WRITTEN TASK - Show every line that has the string "been" in it.

ROWS -
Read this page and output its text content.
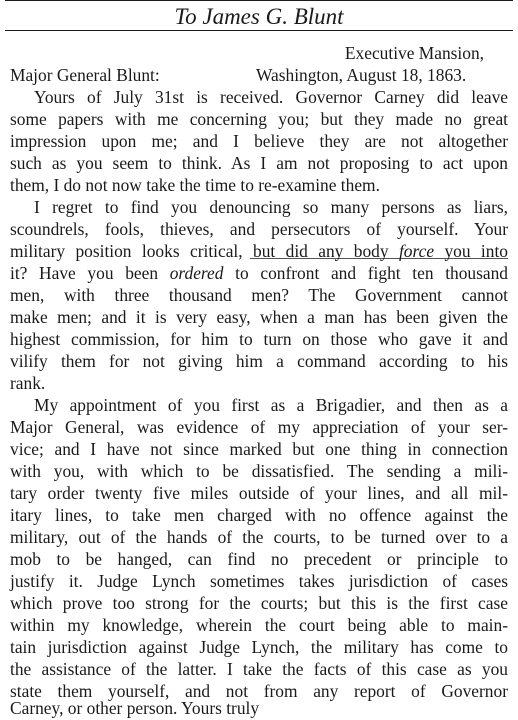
To James G. Blunt
Executive Mansion,
Major General Blunt:	Washington, August 18, 1863.
Yours of July 31st is received. Governor Carney did leave
some papers with me concerning you; but they made no great
impression upon me; and I believe they are not altogether
such as you seem to think. As I am not proposing to act upon
them, I do not now take the time to re-examine them.
I regret to find you denouncing so many persons as liars,
scoundrels, fools, thieves, and persecutors of yourself. Your
military position looks critical, but did any body force you into
it? Have you been ordered to confront and fight ten thousand
men, with three thousand men? The Government cannot
make men; and it is very easy, when a man has been given the
highest commission, for him to turn on those who gave it and
vilify them for not giving him a command according to his
rank.
My appointment of you first as a Brigadier, and then as a
Major General, was evidence of my appreciation of your ser-
vice; and I have not since marked but one thing in connection
with you, with which to be dissatisfied. The sending a mili-
tary order twenty five miles outside of your lines, and all mil-
itary lines, to take men charged with no offence against the
military, out of the hands of the courts, to be turned over to a
mob to be hanged, can find no precedent or principle to
justify it. Judge Lynch sometimes takes jurisdiction of cases
which prove too strong for the courts; but this is the first case
within my knowledge, wherein the court being able to main-
tain jurisdiction against Judge Lynch, the military has come to
the assistance of the latter. I take the facts of this case as you
state them yourself, and not from any report of Governor
Carney, or other person. Yours truly
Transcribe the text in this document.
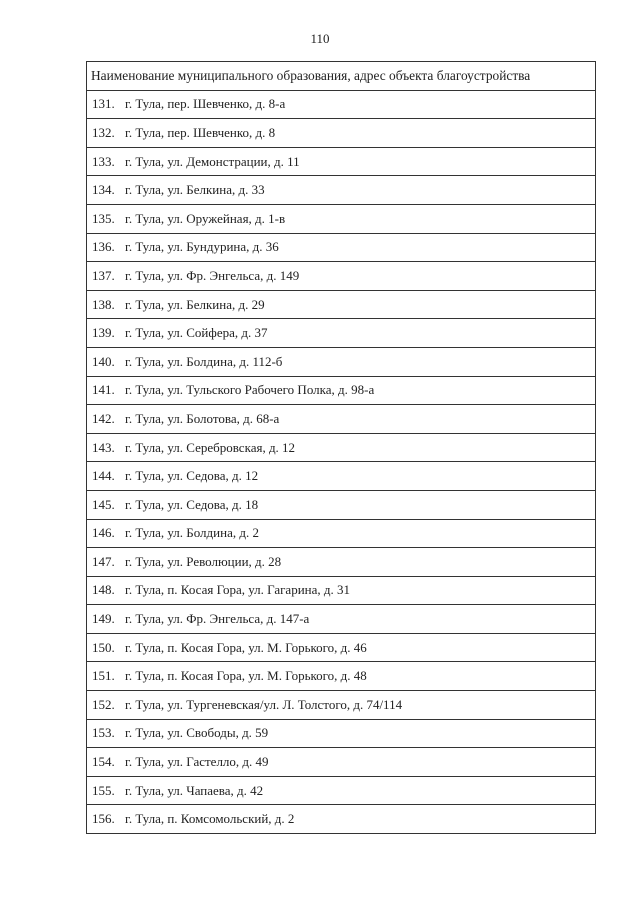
110
Наименование муниципального образования, адрес объекта благоустройства
131. г. Тула, пер. Шевченко, д. 8-а
132. г. Тула, пер. Шевченко, д. 8
133. г. Тула, ул. Демонстрации, д. 11
134. г. Тула, ул. Белкина, д. 33
135. г. Тула, ул. Оружейная, д. 1-в
136. г. Тула, ул. Бундурина, д. 36
137. г. Тула, ул. Фр. Энгельса, д. 149
138. г. Тула, ул. Белкина, д. 29
139. г. Тула, ул. Сойфера, д. 37
140. г. Тула, ул. Болдина, д. 112-б
141. г. Тула, ул. Тульского Рабочего Полка, д. 98-а
142. г. Тула, ул. Болотова, д. 68-а
143. г. Тула, ул. Серебровская, д. 12
144. г. Тула, ул. Седова, д. 12
145. г. Тула, ул. Седова, д. 18
146. г. Тула, ул. Болдина, д. 2
147. г. Тула, ул. Революции, д. 28
148. г. Тула, п. Косая Гора, ул. Гагарина, д. 31
149. г. Тула, ул. Фр. Энгельса, д. 147-а
150. г. Тула, п. Косая Гора, ул. М. Горького, д. 46
151. г. Тула, п. Косая Гора, ул. М. Горького, д. 48
152. г. Тула, ул. Тургеневская/ул. Л. Толстого, д. 74/114
153. г. Тула, ул. Свободы, д. 59
154. г. Тула, ул. Гастелло, д. 49
155. г. Тула, ул. Чапаева, д. 42
156. г. Тула, п. Комсомольский, д. 2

SOLUTION TO THIS TASK -
it? Have you been ordered to confront and fight ten thousand
make men; and it is very easy, when a man has been given the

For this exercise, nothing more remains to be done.